* [PROBLEM STATEMENT] Repeat word for word everything from the line containing "What text is on this page?" to the end of the listing, first and last lines included, and only that.

* start DATASET RECORDS *

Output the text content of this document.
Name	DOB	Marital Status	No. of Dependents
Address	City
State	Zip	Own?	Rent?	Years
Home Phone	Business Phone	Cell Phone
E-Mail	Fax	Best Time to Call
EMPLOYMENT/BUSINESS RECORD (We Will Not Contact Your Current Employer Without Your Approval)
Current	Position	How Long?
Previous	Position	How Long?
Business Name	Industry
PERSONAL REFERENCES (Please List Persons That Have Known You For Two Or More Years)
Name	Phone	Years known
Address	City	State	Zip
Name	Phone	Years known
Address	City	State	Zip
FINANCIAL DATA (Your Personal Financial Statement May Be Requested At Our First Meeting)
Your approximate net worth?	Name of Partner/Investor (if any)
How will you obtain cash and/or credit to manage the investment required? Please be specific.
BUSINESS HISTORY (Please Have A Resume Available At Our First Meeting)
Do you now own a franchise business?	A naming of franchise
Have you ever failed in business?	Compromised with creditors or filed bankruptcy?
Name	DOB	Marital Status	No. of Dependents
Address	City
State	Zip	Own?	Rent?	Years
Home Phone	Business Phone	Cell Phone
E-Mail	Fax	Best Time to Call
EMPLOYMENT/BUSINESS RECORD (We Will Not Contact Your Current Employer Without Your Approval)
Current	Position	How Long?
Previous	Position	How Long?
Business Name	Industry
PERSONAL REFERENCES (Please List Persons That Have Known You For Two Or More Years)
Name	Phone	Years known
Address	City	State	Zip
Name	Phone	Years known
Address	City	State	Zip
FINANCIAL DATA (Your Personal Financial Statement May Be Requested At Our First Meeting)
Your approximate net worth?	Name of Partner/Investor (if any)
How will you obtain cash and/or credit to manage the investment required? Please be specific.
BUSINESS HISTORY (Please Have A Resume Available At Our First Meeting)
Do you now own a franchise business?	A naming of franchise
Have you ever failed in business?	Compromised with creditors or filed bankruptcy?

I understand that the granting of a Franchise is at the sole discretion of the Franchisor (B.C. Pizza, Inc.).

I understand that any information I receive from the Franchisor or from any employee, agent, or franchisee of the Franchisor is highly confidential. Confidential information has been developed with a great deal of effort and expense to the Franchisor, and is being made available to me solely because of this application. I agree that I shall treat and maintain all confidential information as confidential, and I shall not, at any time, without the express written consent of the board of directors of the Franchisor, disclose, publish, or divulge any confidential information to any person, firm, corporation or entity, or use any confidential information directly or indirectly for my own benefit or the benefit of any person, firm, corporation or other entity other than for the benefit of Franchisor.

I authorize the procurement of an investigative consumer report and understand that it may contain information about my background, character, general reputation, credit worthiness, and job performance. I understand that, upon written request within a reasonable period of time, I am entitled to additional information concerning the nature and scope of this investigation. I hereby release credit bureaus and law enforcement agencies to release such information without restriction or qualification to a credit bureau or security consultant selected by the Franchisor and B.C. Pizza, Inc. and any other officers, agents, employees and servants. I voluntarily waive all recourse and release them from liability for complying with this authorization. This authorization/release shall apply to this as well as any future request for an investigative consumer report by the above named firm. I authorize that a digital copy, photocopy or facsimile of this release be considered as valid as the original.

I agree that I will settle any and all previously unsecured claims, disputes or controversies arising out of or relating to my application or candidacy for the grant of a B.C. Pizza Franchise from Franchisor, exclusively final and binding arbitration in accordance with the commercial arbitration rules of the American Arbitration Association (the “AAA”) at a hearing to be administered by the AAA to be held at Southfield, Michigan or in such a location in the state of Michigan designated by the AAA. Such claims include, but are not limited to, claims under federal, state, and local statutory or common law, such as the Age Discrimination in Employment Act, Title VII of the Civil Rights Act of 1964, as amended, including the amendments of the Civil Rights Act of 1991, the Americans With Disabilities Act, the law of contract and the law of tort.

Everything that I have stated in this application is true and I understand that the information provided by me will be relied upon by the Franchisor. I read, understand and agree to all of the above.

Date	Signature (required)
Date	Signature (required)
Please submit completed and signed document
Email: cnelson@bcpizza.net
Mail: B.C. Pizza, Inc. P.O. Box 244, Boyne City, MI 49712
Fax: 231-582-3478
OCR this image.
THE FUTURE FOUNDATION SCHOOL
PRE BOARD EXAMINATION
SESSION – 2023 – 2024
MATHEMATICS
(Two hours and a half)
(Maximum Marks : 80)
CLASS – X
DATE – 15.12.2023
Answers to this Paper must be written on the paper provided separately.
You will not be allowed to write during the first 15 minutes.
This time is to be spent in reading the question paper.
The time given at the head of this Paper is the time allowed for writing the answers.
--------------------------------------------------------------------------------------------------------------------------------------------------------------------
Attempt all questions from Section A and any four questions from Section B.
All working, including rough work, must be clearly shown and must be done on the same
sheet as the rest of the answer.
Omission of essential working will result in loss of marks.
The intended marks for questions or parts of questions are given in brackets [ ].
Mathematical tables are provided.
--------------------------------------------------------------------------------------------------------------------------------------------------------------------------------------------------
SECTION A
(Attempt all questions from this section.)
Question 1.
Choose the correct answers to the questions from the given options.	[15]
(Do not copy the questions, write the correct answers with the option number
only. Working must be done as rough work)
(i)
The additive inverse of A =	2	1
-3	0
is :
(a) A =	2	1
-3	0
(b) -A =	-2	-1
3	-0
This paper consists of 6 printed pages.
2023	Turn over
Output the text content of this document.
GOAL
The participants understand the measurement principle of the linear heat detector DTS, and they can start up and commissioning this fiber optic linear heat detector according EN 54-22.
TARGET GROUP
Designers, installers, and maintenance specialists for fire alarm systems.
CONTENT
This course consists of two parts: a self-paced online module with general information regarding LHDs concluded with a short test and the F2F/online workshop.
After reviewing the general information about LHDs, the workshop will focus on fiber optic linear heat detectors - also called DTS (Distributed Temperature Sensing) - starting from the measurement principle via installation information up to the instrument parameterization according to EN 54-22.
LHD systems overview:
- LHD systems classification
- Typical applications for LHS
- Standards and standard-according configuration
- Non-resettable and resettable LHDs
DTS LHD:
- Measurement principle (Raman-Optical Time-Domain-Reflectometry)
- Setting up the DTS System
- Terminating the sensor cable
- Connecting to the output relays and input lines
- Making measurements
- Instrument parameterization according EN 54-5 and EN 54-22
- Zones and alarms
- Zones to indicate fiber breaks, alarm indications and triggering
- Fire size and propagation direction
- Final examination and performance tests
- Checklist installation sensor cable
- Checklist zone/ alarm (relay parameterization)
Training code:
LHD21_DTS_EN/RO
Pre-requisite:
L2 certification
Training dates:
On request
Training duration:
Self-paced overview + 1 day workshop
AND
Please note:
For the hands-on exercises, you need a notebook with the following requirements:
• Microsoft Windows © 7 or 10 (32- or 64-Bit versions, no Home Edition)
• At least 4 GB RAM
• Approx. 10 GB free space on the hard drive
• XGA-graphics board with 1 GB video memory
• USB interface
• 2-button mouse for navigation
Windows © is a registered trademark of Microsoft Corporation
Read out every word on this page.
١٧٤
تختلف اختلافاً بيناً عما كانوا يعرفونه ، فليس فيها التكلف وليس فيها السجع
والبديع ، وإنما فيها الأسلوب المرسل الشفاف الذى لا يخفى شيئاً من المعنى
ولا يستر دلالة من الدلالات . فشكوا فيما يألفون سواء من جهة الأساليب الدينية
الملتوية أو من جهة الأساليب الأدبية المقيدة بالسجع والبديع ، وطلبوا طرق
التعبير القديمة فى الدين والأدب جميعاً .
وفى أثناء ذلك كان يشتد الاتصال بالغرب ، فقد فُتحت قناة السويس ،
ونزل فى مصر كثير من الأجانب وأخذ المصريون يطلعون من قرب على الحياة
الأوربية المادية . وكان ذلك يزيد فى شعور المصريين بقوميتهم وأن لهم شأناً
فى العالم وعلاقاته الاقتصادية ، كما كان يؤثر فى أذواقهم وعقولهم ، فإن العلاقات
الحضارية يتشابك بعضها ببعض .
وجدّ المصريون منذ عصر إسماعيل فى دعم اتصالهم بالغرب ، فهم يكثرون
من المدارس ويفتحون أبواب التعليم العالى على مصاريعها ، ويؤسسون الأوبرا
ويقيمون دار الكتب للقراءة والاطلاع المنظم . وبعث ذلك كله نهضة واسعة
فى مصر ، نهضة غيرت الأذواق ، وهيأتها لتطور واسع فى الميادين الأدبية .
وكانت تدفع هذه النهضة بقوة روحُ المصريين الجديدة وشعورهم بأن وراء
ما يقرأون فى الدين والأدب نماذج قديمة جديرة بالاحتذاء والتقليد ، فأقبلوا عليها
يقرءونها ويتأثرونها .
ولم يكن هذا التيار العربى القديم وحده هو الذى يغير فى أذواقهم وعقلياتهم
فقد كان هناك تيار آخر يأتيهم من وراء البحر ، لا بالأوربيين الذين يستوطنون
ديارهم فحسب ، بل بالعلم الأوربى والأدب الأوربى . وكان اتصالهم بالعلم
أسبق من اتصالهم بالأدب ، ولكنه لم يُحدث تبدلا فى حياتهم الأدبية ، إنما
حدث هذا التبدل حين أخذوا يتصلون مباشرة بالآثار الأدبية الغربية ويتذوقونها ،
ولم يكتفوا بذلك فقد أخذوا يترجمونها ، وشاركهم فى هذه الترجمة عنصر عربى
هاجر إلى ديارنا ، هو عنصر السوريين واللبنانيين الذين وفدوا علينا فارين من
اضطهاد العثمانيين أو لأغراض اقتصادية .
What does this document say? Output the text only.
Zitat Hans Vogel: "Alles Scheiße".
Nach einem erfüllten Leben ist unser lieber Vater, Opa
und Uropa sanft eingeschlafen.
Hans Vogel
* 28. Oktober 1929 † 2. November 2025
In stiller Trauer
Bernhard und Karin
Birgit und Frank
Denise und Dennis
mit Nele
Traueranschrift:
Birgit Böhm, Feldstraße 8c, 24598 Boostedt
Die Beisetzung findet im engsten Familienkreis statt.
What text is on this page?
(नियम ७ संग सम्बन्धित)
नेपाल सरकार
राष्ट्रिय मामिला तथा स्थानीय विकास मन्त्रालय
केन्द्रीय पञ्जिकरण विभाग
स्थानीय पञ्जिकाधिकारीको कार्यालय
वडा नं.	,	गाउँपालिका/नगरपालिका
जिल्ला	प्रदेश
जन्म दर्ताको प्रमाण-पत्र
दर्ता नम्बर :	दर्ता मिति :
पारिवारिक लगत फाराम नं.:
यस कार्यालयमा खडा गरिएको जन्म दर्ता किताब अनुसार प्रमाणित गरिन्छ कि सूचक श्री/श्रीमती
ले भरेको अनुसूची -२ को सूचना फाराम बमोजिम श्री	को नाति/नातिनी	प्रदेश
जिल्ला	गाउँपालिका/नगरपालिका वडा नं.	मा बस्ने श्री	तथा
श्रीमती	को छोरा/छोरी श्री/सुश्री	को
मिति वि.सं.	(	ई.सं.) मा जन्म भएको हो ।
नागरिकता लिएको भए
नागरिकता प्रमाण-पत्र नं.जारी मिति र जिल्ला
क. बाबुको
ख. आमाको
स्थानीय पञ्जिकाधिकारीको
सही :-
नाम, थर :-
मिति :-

* end DATASET RECORDS *

* [RESULT]
What text is on this page?
(नियम ७ संग सम्बन्धित)
नेपाल सरकार
राष्ट्रिय मामिला तथा स्थानीय विकास मन्त्रालय
केन्द्रीय पञ्जिकरण विभाग
स्थानीय पञ्जिकाधिकारीको कार्यालय
वडा नं.	,	गाउँपालिका/नगरपालिका
जिल्ला	प्रदेश
जन्म दर्ताको प्रमाण-पत्र
दर्ता नम्बर :	दर्ता मिति :
पारिवारिक लगत फाराम नं.:
यस कार्यालयमा खडा गरिएको जन्म दर्ता किताब अनुसार प्रमाणित गरिन्छ कि सूचक श्री/श्रीमती
ले भरेको अनुसूची -२ को सूचना फाराम बमोजिम श्री	को नाति/नातिनी	प्रदेश
जिल्ला	गाउँपालिका/नगरपालिका वडा नं.	मा बस्ने श्री	तथा
श्रीमती	को छोरा/छोरी श्री/सुश्री	को
मिति वि.सं.	(	ई.सं.) मा जन्म भएको हो ।
नागरिकता लिएको भए
नागरिकता प्रमाण-पत्र नं.जारी मिति र जिल्ला
क. बाबुको
ख. आमाको
स्थानीय पञ्जिकाधिकारीको
सही :-
नाम, थर :-
मिति :-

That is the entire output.